Given request:
Could you write out the records below exactly as they appear?
## Begin Exercise material
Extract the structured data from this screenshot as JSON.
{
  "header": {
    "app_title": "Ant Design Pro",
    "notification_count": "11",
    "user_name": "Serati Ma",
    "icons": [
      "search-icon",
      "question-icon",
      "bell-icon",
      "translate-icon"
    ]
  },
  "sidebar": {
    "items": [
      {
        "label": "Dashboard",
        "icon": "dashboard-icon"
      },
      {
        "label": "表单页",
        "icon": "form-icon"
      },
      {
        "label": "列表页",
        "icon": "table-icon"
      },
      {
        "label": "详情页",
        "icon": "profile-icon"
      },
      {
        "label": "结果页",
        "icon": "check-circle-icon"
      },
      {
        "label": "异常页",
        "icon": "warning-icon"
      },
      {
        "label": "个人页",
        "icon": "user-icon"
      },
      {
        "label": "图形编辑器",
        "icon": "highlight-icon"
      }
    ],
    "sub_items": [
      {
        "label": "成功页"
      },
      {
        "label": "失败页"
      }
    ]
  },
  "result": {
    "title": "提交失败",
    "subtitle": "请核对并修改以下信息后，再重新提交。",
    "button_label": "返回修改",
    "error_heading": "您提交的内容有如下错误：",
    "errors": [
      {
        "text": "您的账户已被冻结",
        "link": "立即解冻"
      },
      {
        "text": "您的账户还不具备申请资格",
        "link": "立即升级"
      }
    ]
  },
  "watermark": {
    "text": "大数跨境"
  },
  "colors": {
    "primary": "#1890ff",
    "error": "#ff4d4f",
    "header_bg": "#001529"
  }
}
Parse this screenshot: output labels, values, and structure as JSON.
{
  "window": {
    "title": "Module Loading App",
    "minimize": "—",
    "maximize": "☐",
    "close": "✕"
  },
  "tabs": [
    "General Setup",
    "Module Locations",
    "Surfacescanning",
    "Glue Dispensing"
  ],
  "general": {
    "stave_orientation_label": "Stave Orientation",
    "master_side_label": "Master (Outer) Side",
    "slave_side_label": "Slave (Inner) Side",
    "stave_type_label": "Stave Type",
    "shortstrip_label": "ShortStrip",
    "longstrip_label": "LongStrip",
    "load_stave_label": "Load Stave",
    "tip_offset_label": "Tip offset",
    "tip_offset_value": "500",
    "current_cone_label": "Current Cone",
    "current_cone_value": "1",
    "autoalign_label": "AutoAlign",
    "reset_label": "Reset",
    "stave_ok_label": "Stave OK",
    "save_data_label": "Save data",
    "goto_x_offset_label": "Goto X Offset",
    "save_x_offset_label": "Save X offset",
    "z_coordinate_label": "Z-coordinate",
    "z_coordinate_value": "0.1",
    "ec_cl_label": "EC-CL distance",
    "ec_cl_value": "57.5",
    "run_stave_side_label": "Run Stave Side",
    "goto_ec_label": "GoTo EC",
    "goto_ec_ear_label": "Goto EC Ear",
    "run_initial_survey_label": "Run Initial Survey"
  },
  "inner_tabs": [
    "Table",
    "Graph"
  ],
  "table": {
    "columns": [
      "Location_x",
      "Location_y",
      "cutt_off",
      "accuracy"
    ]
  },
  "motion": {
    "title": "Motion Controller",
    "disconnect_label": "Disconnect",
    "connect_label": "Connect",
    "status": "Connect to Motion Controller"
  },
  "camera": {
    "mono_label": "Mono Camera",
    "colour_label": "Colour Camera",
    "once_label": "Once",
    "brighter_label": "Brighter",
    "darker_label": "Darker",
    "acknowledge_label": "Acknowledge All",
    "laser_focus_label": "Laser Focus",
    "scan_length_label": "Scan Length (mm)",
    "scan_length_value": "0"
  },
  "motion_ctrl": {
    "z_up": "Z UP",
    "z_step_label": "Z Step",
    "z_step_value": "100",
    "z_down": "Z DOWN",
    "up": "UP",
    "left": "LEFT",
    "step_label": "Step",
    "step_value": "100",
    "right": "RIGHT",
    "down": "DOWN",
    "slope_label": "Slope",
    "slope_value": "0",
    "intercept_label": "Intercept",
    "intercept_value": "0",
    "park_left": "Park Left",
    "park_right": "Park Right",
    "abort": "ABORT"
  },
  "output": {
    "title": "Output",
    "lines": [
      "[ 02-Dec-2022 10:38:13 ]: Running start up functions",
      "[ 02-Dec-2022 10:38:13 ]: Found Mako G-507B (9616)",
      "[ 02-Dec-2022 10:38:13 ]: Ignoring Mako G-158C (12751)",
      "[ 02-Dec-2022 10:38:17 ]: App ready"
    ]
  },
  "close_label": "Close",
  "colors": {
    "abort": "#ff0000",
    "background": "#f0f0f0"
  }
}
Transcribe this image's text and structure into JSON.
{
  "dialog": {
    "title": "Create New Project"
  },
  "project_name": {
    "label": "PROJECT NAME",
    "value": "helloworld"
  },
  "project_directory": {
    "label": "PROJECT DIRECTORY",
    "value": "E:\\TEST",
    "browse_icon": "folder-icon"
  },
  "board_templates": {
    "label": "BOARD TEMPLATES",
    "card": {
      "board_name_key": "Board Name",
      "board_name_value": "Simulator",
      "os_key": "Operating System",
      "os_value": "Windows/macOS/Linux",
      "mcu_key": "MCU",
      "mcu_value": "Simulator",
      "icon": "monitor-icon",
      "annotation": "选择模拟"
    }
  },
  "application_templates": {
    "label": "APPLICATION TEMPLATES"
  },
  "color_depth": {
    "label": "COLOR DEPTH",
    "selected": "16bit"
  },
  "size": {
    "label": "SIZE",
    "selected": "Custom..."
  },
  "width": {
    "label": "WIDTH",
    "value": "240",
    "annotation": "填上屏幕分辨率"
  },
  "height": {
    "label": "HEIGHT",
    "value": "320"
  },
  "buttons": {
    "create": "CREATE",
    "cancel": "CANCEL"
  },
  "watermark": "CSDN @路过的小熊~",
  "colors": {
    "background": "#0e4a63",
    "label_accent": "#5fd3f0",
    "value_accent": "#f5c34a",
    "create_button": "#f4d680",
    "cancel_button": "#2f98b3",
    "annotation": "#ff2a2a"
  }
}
## End Exercise material
Result:
Extract the structured data from this screenshot as JSON.
{
  "header": {
    "app_title": "Ant Design Pro",
    "notification_count": "11",
    "user_name": "Serati Ma",
    "icons": [
      "search-icon",
      "question-icon",
      "bell-icon",
      "translate-icon"
    ]
  },
  "sidebar": {
    "items": [
      {
        "label": "Dashboard",
        "icon": "dashboard-icon"
      },
      {
        "label": "表单页",
        "icon": "form-icon"
      },
      {
        "label": "列表页",
        "icon": "table-icon"
      },
      {
        "label": "详情页",
        "icon": "profile-icon"
      },
      {
        "label": "结果页",
        "icon": "check-circle-icon"
      },
      {
        "label": "异常页",
        "icon": "warning-icon"
      },
      {
        "label": "个人页",
        "icon": "user-icon"
      },
      {
        "label": "图形编辑器",
        "icon": "highlight-icon"
      }
    ],
    "sub_items": [
      {
        "label": "成功页"
      },
      {
        "label": "失败页"
      }
    ]
  },
  "result": {
    "title": "提交失败",
    "subtitle": "请核对并修改以下信息后，再重新提交。",
    "button_label": "返回修改",
    "error_heading": "您提交的内容有如下错误：",
    "errors": [
      {
        "text": "您的账户已被冻结",
        "link": "立即解冻"
      },
      {
        "text": "您的账户还不具备申请资格",
        "link": "立即升级"
      }
    ]
  },
  "watermark": {
    "text": "大数跨境"
  },
  "colors": {
    "primary": "#1890ff",
    "error": "#ff4d4f",
    "header_bg": "#001529"
  }
}
Parse this screenshot: output labels, values, and structure as JSON.
{
  "window": {
    "title": "Module Loading App",
    "minimize": "—",
    "maximize": "☐",
    "close": "✕"
  },
  "tabs": [
    "General Setup",
    "Module Locations",
    "Surfacescanning",
    "Glue Dispensing"
  ],
  "general": {
    "stave_orientation_label": "Stave Orientation",
    "master_side_label": "Master (Outer) Side",
    "slave_side_label": "Slave (Inner) Side",
    "stave_type_label": "Stave Type",
    "shortstrip_label": "ShortStrip",
    "longstrip_label": "LongStrip",
    "load_stave_label": "Load Stave",
    "tip_offset_label": "Tip offset",
    "tip_offset_value": "500",
    "current_cone_label": "Current Cone",
    "current_cone_value": "1",
    "autoalign_label": "AutoAlign",
    "reset_label": "Reset",
    "stave_ok_label": "Stave OK",
    "save_data_label": "Save data",
    "goto_x_offset_label": "Goto X Offset",
    "save_x_offset_label": "Save X offset",
    "z_coordinate_label": "Z-coordinate",
    "z_coordinate_value": "0.1",
    "ec_cl_label": "EC-CL distance",
    "ec_cl_value": "57.5",
    "run_stave_side_label": "Run Stave Side",
    "goto_ec_label": "GoTo EC",
    "goto_ec_ear_label": "Goto EC Ear",
    "run_initial_survey_label": "Run Initial Survey"
  },
  "inner_tabs": [
    "Table",
    "Graph"
  ],
  "table": {
    "columns": [
      "Location_x",
      "Location_y",
      "cutt_off",
      "accuracy"
    ]
  },
  "motion": {
    "title": "Motion Controller",
    "disconnect_label": "Disconnect",
    "connect_label": "Connect",
    "status": "Connect to Motion Controller"
  },
  "camera": {
    "mono_label": "Mono Camera",
    "colour_label": "Colour Camera",
    "once_label": "Once",
    "brighter_label": "Brighter",
    "darker_label": "Darker",
    "acknowledge_label": "Acknowledge All",
    "laser_focus_label": "Laser Focus",
    "scan_length_label": "Scan Length (mm)",
    "scan_length_value": "0"
  },
  "motion_ctrl": {
    "z_up": "Z UP",
    "z_step_label": "Z Step",
    "z_step_value": "100",
    "z_down": "Z DOWN",
    "up": "UP",
    "left": "LEFT",
    "step_label": "Step",
    "step_value": "100",
    "right": "RIGHT",
    "down": "DOWN",
    "slope_label": "Slope",
    "slope_value": "0",
    "intercept_label": "Intercept",
    "intercept_value": "0",
    "park_left": "Park Left",
    "park_right": "Park Right",
    "abort": "ABORT"
  },
  "output": {
    "title": "Output",
    "lines": [
      "[ 02-Dec-2022 10:38:13 ]: Running start up functions",
      "[ 02-Dec-2022 10:38:13 ]: Found Mako G-507B (9616)",
      "[ 02-Dec-2022 10:38:13 ]: Ignoring Mako G-158C (12751)",
      "[ 02-Dec-2022 10:38:17 ]: App ready"
    ]
  },
  "close_label": "Close",
  "colors": {
    "abort": "#ff0000",
    "background": "#f0f0f0"
  }
}
Transcribe this image's text and structure into JSON.
{
  "dialog": {
    "title": "Create New Project"
  },
  "project_name": {
    "label": "PROJECT NAME",
    "value": "helloworld"
  },
  "project_directory": {
    "label": "PROJECT DIRECTORY",
    "value": "E:\\TEST",
    "browse_icon": "folder-icon"
  },
  "board_templates": {
    "label": "BOARD TEMPLATES",
    "card": {
      "board_name_key": "Board Name",
      "board_name_value": "Simulator",
      "os_key": "Operating System",
      "os_value": "Windows/macOS/Linux",
      "mcu_key": "MCU",
      "mcu_value": "Simulator",
      "icon": "monitor-icon",
      "annotation": "选择模拟"
    }
  },
  "application_templates": {
    "label": "APPLICATION TEMPLATES"
  },
  "color_depth": {
    "label": "COLOR DEPTH",
    "selected": "16bit"
  },
  "size": {
    "label": "SIZE",
    "selected": "Custom..."
  },
  "width": {
    "label": "WIDTH",
    "value": "240",
    "annotation": "填上屏幕分辨率"
  },
  "height": {
    "label": "HEIGHT",
    "value": "320"
  },
  "buttons": {
    "create": "CREATE",
    "cancel": "CANCEL"
  },
  "watermark": "CSDN @路过的小熊~",
  "colors": {
    "background": "#0e4a63",
    "label_accent": "#5fd3f0",
    "value_accent": "#f5c34a",
    "create_button": "#f4d680",
    "cancel_button": "#2f98b3",
    "annotation": "#ff2a2a"
  }
}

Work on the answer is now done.